§ Task details
From the entries that follow, extract each line holding the string "structure".

§ Exercise inputs
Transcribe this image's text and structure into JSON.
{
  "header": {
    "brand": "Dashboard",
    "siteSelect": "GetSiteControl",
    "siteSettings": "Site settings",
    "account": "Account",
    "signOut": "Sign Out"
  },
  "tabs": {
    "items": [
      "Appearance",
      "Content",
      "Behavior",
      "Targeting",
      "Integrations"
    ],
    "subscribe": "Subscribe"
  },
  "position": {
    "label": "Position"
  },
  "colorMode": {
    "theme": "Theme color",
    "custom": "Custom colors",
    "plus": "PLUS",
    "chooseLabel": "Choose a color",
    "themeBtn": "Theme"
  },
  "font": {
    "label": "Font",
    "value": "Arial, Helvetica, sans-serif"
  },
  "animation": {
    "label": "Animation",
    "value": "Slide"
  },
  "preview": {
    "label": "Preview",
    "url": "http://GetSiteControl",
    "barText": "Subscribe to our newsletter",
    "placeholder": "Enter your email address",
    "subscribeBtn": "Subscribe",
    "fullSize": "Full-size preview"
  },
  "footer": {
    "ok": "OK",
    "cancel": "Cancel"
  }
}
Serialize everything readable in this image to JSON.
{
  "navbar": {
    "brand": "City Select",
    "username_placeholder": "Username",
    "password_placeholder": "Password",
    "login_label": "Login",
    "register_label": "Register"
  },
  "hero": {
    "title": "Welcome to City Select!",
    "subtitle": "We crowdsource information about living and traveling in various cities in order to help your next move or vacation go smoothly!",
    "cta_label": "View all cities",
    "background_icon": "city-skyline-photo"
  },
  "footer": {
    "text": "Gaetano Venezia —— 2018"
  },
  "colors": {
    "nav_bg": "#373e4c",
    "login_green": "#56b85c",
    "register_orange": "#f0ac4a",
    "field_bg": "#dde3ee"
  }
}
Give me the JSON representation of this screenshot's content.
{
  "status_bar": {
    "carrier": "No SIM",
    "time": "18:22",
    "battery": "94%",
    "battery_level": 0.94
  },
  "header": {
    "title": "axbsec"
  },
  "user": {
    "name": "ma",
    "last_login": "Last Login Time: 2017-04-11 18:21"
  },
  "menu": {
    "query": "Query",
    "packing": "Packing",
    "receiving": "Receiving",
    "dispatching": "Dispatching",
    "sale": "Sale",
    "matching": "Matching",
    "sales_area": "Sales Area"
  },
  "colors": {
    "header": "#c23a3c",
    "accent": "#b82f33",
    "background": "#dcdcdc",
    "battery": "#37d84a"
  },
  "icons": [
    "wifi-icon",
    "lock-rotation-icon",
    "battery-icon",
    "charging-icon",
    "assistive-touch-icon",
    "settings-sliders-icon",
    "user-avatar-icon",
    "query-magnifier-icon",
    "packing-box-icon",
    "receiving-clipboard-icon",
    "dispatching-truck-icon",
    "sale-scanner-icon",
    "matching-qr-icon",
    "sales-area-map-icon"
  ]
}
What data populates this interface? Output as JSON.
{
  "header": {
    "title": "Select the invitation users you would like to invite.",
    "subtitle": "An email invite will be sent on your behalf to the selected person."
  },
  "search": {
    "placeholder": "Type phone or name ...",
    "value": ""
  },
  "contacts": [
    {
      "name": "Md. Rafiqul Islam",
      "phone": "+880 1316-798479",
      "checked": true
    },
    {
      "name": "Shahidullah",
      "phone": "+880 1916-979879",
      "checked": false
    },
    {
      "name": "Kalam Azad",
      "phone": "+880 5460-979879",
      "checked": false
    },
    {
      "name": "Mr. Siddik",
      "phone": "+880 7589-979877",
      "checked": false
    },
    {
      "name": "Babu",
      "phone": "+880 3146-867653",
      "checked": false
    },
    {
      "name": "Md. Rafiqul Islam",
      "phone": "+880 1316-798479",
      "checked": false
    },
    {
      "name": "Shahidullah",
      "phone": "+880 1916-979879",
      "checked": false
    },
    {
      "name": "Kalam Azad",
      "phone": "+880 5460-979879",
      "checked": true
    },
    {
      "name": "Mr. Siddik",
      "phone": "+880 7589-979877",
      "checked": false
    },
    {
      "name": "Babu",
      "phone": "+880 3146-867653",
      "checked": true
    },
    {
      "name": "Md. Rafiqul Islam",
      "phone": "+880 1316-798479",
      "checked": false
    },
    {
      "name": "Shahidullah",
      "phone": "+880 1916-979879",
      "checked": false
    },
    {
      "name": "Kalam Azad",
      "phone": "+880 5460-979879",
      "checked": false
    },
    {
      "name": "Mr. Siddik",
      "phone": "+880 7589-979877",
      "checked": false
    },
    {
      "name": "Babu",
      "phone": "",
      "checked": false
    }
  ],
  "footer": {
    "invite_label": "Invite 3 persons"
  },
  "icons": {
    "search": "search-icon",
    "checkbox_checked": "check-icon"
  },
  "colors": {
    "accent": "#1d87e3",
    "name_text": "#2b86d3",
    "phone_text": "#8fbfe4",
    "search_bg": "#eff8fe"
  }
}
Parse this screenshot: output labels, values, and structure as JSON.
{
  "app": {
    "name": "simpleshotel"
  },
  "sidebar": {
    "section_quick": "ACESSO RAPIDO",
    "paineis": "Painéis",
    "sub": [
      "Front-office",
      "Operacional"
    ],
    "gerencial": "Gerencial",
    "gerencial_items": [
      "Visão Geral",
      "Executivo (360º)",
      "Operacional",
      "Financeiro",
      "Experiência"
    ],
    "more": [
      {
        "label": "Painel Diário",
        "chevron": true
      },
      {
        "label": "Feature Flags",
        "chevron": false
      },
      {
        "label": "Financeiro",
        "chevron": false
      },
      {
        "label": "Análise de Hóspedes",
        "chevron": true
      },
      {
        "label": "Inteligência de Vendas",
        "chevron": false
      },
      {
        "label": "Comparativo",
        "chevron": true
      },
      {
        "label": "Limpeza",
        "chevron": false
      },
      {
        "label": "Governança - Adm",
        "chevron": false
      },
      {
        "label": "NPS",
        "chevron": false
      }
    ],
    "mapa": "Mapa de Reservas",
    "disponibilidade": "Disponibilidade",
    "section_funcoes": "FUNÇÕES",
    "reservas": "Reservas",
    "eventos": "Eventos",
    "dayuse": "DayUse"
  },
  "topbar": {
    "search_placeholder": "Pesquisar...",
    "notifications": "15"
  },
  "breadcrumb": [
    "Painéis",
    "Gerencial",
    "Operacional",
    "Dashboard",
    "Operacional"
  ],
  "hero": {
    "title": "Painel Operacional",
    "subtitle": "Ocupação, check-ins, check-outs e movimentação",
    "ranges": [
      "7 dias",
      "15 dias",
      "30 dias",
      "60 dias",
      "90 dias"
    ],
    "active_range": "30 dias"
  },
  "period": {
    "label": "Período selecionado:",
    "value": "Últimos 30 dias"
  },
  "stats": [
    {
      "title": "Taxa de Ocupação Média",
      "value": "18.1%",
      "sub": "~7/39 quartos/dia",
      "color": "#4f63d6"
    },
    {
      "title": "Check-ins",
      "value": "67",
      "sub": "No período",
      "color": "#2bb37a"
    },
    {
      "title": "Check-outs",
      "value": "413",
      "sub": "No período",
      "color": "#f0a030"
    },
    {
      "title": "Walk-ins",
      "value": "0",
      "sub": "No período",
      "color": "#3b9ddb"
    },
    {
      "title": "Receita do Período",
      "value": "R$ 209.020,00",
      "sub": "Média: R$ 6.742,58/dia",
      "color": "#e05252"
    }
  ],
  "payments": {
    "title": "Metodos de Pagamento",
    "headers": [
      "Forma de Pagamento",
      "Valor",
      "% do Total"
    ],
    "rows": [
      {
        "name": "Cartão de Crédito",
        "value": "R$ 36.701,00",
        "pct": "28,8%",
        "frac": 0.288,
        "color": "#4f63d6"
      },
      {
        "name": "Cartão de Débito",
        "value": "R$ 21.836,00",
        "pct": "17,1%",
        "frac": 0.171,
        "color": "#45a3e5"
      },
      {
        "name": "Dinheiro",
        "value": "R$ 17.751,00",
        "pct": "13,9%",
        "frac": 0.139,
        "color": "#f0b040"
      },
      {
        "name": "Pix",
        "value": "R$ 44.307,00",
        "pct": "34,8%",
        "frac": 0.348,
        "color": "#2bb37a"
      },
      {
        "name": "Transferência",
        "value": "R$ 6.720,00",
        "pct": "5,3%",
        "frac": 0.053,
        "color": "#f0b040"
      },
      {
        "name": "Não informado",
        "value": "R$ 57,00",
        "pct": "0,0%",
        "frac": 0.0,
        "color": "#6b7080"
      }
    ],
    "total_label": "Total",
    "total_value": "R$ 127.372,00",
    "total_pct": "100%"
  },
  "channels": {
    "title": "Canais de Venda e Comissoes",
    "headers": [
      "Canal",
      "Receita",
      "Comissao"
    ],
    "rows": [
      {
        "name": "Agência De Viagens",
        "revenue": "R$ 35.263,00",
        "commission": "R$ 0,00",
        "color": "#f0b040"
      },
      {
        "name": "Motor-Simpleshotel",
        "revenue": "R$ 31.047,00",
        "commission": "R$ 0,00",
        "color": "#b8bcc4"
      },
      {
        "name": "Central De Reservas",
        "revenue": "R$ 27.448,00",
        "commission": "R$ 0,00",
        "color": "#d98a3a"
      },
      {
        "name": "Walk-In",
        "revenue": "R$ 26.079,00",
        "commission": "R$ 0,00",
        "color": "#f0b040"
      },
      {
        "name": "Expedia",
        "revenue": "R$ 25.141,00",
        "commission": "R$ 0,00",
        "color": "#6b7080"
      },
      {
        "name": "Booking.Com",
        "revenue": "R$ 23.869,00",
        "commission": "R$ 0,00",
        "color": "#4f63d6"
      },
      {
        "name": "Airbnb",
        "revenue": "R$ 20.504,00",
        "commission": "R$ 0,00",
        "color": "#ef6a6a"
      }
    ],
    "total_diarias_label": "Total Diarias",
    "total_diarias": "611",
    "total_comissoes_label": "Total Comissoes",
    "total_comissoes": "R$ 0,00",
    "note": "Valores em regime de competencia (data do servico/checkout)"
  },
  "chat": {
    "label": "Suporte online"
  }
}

§ Solution below
Transcribe this image's text and structure into JSON.
Parse this screenshot: output labels, values, and structure as JSON.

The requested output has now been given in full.